WRITTEN INSTRUCTION
Your task is to copy the material exactly.

INFORMATION SUPPLIED

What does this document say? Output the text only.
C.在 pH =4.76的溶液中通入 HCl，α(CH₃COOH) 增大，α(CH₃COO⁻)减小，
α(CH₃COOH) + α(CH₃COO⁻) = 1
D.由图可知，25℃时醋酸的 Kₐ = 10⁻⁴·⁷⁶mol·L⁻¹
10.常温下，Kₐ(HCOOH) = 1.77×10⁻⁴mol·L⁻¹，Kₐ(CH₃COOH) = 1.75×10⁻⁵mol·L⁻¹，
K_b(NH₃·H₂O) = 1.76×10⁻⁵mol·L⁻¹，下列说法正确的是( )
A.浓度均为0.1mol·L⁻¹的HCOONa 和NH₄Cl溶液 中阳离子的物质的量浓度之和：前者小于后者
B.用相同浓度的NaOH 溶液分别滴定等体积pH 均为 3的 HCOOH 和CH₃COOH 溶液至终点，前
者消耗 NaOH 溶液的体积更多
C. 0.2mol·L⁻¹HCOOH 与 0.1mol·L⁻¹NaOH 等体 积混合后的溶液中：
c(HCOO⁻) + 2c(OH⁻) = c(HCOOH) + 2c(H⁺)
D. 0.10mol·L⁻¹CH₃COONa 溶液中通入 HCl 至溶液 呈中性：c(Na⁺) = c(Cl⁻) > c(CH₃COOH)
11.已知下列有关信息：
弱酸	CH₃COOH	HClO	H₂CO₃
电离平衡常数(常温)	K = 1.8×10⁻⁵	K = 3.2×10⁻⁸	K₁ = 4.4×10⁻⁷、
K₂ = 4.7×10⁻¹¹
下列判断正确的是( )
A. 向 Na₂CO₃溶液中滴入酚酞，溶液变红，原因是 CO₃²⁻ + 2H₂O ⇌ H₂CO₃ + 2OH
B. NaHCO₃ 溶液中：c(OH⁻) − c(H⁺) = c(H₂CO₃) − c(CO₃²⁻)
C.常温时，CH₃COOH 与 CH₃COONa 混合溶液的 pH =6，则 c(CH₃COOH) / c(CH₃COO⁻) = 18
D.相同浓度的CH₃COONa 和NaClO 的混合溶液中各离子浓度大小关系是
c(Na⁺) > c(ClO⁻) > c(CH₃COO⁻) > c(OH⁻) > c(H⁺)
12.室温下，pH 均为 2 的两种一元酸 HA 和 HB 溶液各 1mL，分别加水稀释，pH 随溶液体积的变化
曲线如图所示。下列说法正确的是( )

EXPECTED ANSWER
What does this document say? Output the text only.
C.在 pH =4.76的溶液中通入 HCl，α(CH₃COOH) 增大，α(CH₃COO⁻)减小，
α(CH₃COOH) + α(CH₃COO⁻) = 1
D.由图可知，25℃时醋酸的 Kₐ = 10⁻⁴·⁷⁶mol·L⁻¹
10.常温下，Kₐ(HCOOH) = 1.77×10⁻⁴mol·L⁻¹，Kₐ(CH₃COOH) = 1.75×10⁻⁵mol·L⁻¹，
K_b(NH₃·H₂O) = 1.76×10⁻⁵mol·L⁻¹，下列说法正确的是( )
A.浓度均为0.1mol·L⁻¹的HCOONa 和NH₄Cl溶液 中阳离子的物质的量浓度之和：前者小于后者
B.用相同浓度的NaOH 溶液分别滴定等体积pH 均为 3的 HCOOH 和CH₃COOH 溶液至终点，前
者消耗 NaOH 溶液的体积更多
C. 0.2mol·L⁻¹HCOOH 与 0.1mol·L⁻¹NaOH 等体 积混合后的溶液中：
c(HCOO⁻) + 2c(OH⁻) = c(HCOOH) + 2c(H⁺)
D. 0.10mol·L⁻¹CH₃COONa 溶液中通入 HCl 至溶液 呈中性：c(Na⁺) = c(Cl⁻) > c(CH₃COOH)
11.已知下列有关信息：
弱酸	CH₃COOH	HClO	H₂CO₃
电离平衡常数(常温)	K = 1.8×10⁻⁵	K = 3.2×10⁻⁸	K₁ = 4.4×10⁻⁷、
K₂ = 4.7×10⁻¹¹
下列判断正确的是( )
A. 向 Na₂CO₃溶液中滴入酚酞，溶液变红，原因是 CO₃²⁻ + 2H₂O ⇌ H₂CO₃ + 2OH
B. NaHCO₃ 溶液中：c(OH⁻) − c(H⁺) = c(H₂CO₃) − c(CO₃²⁻)
C.常温时，CH₃COOH 与 CH₃COONa 混合溶液的 pH =6，则 c(CH₃COOH) / c(CH₃COO⁻) = 18
D.相同浓度的CH₃COONa 和NaClO 的混合溶液中各离子浓度大小关系是
c(Na⁺) > c(ClO⁻) > c(CH₃COO⁻) > c(OH⁻) > c(H⁺)
12.室温下，pH 均为 2 的两种一元酸 HA 和 HB 溶液各 1mL，分别加水稀释，pH 随溶液体积的变化
曲线如图所示。下列说法正确的是( )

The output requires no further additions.